**To do:** Count the lines in the records below that contain the word "email", and give only that number.

──────── Supplied material ────────

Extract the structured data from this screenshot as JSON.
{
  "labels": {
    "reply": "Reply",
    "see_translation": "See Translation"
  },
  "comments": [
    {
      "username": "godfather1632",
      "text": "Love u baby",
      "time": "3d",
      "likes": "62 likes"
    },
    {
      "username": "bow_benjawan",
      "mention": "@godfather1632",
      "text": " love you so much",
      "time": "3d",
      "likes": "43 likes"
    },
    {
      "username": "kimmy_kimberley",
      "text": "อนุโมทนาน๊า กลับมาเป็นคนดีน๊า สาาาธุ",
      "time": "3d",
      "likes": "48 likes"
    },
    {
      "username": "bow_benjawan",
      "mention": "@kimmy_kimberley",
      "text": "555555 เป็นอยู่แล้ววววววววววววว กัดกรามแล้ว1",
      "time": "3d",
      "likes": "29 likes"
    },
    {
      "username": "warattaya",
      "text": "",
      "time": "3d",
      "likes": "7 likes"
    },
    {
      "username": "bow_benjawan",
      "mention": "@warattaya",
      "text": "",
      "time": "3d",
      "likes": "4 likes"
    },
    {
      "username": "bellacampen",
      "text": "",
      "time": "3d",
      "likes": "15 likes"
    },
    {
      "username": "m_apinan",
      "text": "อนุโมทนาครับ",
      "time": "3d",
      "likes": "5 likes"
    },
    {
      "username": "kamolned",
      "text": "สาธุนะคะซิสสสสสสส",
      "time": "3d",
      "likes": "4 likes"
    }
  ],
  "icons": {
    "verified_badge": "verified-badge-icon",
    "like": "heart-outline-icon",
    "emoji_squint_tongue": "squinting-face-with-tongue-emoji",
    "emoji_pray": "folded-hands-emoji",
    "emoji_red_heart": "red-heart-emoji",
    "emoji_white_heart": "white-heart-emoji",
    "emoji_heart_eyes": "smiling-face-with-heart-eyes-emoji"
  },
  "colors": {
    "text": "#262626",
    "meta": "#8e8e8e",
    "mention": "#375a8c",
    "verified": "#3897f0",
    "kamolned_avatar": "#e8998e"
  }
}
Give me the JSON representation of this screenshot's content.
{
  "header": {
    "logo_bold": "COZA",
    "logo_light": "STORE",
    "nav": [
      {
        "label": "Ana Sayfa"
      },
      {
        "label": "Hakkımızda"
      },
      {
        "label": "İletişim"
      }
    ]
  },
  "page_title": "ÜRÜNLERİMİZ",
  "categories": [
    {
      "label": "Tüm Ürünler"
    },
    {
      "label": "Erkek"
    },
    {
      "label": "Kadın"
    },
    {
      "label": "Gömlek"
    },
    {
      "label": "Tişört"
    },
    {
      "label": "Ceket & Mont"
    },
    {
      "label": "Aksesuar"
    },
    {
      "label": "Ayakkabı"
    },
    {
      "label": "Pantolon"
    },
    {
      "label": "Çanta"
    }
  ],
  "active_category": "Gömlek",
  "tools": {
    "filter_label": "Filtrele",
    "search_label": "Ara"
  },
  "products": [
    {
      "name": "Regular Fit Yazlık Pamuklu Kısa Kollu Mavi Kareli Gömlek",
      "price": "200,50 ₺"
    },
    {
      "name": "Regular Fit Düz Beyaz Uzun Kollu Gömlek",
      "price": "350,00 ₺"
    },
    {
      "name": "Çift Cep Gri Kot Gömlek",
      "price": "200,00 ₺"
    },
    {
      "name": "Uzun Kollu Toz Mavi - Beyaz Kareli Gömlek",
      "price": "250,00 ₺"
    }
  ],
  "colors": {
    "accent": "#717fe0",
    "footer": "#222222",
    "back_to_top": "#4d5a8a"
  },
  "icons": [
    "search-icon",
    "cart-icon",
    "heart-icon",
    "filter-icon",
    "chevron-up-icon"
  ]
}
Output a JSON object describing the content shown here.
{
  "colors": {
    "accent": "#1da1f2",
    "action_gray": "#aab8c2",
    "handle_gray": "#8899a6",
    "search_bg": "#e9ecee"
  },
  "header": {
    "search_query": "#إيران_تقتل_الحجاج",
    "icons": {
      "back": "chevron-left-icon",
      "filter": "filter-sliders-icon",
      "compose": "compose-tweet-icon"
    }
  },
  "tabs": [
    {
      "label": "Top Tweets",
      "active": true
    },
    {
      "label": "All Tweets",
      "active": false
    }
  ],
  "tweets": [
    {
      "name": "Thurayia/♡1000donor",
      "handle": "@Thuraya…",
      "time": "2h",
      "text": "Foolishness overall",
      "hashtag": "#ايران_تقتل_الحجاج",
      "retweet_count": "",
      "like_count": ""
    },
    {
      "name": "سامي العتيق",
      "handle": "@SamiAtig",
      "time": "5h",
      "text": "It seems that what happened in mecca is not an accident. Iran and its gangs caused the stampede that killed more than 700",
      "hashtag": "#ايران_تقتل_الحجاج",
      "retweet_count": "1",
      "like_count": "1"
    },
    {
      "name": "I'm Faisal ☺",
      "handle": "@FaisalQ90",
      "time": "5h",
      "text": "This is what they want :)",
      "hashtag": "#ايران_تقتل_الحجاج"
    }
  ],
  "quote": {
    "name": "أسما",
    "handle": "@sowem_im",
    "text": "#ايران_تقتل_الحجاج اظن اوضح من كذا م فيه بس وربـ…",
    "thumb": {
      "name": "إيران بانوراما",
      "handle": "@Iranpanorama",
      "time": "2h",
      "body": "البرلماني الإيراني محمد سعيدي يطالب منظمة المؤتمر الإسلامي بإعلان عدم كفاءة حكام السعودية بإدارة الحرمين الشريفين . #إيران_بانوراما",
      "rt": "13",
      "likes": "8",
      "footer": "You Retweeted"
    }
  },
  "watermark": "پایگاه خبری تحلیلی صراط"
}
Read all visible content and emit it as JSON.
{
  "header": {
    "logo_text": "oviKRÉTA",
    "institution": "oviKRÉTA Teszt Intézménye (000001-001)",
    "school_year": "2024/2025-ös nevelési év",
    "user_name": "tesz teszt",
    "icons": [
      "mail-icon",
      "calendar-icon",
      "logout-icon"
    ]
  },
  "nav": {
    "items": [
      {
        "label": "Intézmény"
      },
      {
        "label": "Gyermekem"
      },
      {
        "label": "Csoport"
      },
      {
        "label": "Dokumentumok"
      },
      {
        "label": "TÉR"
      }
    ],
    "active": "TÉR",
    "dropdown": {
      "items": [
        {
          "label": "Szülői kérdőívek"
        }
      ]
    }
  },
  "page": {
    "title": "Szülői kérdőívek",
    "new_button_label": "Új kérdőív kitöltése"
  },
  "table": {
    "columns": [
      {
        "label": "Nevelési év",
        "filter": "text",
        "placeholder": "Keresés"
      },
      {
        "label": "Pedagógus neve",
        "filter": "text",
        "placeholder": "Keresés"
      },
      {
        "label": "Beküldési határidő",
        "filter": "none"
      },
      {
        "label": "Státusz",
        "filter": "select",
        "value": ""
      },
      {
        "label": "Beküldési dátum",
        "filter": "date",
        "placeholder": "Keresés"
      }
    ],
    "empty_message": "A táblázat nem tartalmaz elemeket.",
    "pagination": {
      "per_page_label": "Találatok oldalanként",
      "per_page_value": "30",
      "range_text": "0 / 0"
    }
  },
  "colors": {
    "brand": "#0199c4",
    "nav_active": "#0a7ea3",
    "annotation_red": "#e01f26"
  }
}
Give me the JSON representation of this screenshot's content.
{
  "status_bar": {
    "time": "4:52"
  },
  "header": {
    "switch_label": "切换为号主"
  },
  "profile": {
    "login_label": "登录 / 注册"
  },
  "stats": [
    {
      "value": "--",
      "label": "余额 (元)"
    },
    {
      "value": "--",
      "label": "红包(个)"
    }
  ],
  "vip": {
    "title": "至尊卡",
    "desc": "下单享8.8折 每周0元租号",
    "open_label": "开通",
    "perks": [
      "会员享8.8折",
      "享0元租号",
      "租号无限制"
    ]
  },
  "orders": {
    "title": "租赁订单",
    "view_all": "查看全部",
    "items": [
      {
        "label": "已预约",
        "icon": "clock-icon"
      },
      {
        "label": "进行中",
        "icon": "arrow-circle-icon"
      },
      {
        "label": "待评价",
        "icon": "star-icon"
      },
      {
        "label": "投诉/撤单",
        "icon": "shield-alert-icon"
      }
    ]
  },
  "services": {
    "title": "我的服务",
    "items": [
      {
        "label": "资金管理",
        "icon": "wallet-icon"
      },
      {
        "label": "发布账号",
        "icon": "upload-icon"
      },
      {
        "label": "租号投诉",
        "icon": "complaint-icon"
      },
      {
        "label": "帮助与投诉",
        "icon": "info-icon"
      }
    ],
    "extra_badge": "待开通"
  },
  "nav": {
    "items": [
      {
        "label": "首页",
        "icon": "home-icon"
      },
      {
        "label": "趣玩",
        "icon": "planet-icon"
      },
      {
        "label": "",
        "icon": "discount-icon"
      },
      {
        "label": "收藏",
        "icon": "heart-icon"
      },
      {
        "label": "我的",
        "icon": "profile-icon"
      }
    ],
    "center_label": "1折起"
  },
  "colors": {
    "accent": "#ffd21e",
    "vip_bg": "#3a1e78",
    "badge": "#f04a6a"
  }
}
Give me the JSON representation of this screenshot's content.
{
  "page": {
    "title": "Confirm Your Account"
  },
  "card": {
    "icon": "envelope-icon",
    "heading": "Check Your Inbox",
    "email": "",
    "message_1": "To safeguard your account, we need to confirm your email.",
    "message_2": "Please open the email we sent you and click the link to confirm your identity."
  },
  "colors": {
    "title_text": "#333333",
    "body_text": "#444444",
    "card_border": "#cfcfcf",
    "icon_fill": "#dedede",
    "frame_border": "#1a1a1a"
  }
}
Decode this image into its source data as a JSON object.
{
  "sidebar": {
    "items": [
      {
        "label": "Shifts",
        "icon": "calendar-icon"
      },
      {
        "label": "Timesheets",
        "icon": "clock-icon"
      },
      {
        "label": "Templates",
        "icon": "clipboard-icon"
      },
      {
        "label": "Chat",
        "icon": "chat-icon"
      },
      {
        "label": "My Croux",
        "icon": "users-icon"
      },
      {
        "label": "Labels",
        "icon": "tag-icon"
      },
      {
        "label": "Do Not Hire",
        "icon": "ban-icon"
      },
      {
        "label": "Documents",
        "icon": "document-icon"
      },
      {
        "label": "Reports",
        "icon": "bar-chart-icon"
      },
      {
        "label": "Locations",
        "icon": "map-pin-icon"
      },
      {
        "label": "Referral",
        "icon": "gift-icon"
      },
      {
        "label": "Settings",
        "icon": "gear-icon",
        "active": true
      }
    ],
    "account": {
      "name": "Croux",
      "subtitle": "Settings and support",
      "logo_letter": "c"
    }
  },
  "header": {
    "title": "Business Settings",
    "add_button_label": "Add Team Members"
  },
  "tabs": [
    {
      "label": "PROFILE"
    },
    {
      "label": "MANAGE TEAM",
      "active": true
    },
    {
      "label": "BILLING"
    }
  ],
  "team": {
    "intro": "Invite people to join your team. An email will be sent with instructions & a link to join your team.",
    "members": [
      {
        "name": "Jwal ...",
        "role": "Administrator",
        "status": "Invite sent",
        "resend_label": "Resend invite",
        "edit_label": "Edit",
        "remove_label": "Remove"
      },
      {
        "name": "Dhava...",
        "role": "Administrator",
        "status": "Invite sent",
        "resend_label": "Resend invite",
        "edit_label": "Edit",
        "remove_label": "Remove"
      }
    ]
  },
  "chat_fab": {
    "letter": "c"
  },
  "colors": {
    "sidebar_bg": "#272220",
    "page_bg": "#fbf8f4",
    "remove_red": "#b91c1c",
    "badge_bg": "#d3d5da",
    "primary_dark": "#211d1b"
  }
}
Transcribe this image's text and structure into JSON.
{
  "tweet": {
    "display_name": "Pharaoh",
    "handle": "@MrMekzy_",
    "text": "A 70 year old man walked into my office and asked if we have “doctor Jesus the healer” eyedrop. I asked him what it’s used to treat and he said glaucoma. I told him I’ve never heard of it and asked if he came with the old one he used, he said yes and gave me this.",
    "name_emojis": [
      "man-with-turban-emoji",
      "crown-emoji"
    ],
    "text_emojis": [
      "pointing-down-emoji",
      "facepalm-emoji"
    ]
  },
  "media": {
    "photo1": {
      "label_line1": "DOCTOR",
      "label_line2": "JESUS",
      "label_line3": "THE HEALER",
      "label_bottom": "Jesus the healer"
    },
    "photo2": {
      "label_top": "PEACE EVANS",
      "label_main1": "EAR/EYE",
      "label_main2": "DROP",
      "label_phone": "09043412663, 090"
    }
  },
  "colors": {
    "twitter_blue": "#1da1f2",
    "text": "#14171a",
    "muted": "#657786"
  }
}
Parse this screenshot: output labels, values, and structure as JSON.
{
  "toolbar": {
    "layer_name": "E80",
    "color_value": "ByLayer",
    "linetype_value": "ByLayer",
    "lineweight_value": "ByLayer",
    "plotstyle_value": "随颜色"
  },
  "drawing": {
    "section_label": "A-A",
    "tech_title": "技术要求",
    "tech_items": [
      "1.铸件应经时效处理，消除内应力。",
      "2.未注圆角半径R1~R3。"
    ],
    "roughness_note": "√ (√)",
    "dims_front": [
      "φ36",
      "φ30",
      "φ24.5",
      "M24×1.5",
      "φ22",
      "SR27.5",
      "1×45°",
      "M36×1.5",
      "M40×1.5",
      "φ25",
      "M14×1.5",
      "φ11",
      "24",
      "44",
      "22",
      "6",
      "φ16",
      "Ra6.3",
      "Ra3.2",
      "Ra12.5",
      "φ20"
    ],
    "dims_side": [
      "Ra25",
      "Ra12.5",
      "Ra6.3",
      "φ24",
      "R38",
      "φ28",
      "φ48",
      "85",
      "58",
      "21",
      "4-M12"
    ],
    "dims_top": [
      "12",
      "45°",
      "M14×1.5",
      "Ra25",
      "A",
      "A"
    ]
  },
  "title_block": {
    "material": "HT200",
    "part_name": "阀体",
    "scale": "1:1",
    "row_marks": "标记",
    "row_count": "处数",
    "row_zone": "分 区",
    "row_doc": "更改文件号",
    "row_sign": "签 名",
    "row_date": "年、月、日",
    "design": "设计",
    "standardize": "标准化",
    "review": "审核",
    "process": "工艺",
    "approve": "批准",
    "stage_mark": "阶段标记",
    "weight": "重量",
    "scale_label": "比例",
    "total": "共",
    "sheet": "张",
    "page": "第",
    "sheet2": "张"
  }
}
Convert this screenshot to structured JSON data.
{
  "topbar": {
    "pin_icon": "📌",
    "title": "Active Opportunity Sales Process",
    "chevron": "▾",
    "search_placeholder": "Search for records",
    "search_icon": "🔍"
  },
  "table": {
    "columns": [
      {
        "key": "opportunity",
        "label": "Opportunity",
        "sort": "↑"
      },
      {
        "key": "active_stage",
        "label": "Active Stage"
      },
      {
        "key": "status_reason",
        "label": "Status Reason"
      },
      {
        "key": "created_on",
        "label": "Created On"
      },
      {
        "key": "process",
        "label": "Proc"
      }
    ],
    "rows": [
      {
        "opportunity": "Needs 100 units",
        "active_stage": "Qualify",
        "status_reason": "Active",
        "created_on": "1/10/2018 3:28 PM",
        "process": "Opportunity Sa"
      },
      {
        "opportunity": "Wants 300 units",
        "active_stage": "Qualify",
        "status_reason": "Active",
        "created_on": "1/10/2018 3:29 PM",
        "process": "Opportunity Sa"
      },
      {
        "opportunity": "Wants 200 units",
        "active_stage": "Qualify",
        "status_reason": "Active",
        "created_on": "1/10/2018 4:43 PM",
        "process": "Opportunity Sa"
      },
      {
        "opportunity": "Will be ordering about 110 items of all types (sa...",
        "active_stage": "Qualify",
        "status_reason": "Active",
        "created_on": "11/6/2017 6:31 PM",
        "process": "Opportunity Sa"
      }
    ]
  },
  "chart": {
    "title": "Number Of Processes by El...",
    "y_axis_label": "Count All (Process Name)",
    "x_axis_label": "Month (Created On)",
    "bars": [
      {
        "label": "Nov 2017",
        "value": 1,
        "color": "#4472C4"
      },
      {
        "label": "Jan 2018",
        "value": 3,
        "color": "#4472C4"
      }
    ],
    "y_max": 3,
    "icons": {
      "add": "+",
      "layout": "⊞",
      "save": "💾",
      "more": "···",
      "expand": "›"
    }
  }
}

────────

**Solution for this exercise:** 4